EXTRACTED INFORMATION:

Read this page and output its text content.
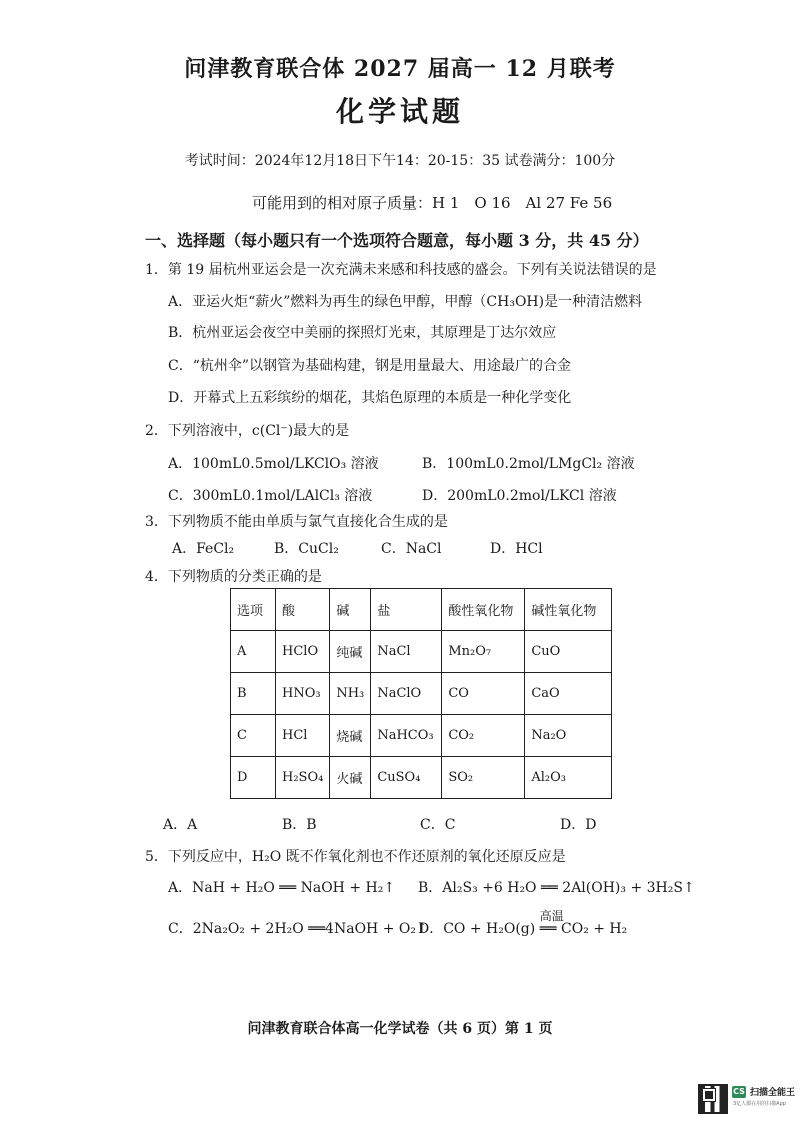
问津教育联合体 2027 届高一 12 月联考
化学试题
考试时间：2024年12月18日下午14：20-15：35 试卷满分：100分
可能用到的相对原子质量：H 1　O 16　Al 27 Fe 56
一、选择题（每小题只有一个选项符合题意，每小题 3 分，共 45 分）
1．第 19 届杭州亚运会是一次充满未来感和科技感的盛会。下列有关说法错误的是
A．亚运火炬“薪火”燃料为再生的绿色甲醇，甲醇（CH₃OH)是一种清洁燃料
B．杭州亚运会夜空中美丽的探照灯光束，其原理是丁达尔效应
C．“杭州伞”以钢管为基础构建，钢是用量最大、用途最广的合金
D．开幕式上五彩缤纷的烟花，其焰色原理的本质是一种化学变化
2．下列溶液中，c(Cl⁻)最大的是
A．100mL0.5mol/LKClO₃ 溶液	B．100mL0.2mol/LMgCl₂ 溶液
C．300mL0.1mol/LAlCl₃ 溶液	D．200mL0.2mol/LKCl 溶液
3．下列物质不能由单质与氯气直接化合生成的是
A．FeCl₂	B．CuCl₂	C．NaCl	D．HCl
4．下列物质的分类正确的是
选项	酸	碱	盐	酸性氧化物	碱性氧化物
A	HClO	纯碱	NaCl	Mn₂O₇	CuO
B	HNO₃	NH₃	NaClO	CO	CaO
C	HCl	烧碱	NaHCO₃	CO₂	Na₂O
D	H₂SO₄	火碱	CuSO₄	SO₂	Al₂O₃
A．A	B．B	C．C	D．D
5．下列反应中，H₂O 既不作氧化剂也不作还原剂的氧化还原反应是
A．NaH + H₂O ══ NaOH + H₂↑ B．Al₂S₃ +6 H₂O ══ 2Al(OH)₃ + 3H₂S↑
C．2Na₂O₂ + 2H₂O ══4NaOH + O₂↑
D．CO + H₂O(g)
高温
══ CO₂ + H₂
问津教育联合体高一化学试卷（共 6 页）第 1 页
CS 扫描全能王
3亿人都在用的扫描App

OBJECTIVE:
Print out the whole of the material word for word, without pictures.

WORKED ANSWER:
Read this page and output its text content.
问津教育联合体 2027 届高一 12 月联考
化学试题
考试时间：2024年12月18日下午14：20-15：35 试卷满分：100分
可能用到的相对原子质量：H 1　O 16　Al 27 Fe 56
一、选择题（每小题只有一个选项符合题意，每小题 3 分，共 45 分）
1．第 19 届杭州亚运会是一次充满未来感和科技感的盛会。下列有关说法错误的是
A．亚运火炬“薪火”燃料为再生的绿色甲醇，甲醇（CH₃OH)是一种清洁燃料
B．杭州亚运会夜空中美丽的探照灯光束，其原理是丁达尔效应
C．“杭州伞”以钢管为基础构建，钢是用量最大、用途最广的合金
D．开幕式上五彩缤纷的烟花，其焰色原理的本质是一种化学变化
2．下列溶液中，c(Cl⁻)最大的是
A．100mL0.5mol/LKClO₃ 溶液	B．100mL0.2mol/LMgCl₂ 溶液
C．300mL0.1mol/LAlCl₃ 溶液	D．200mL0.2mol/LKCl 溶液
3．下列物质不能由单质与氯气直接化合生成的是
A．FeCl₂	B．CuCl₂	C．NaCl	D．HCl
4．下列物质的分类正确的是
选项	酸	碱	盐	酸性氧化物	碱性氧化物
A	HClO	纯碱	NaCl	Mn₂O₇	CuO
B	HNO₃	NH₃	NaClO	CO	CaO
C	HCl	烧碱	NaHCO₃	CO₂	Na₂O
D	H₂SO₄	火碱	CuSO₄	SO₂	Al₂O₃
A．A	B．B	C．C	D．D
5．下列反应中，H₂O 既不作氧化剂也不作还原剂的氧化还原反应是
A．NaH + H₂O ══ NaOH + H₂↑ B．Al₂S₃ +6 H₂O ══ 2Al(OH)₃ + 3H₂S↑
C．2Na₂O₂ + 2H₂O ══4NaOH + O₂↑
D．CO + H₂O(g)
高温
══ CO₂ + H₂
问津教育联合体高一化学试卷（共 6 页）第 1 页
CS 扫描全能王
3亿人都在用的扫描App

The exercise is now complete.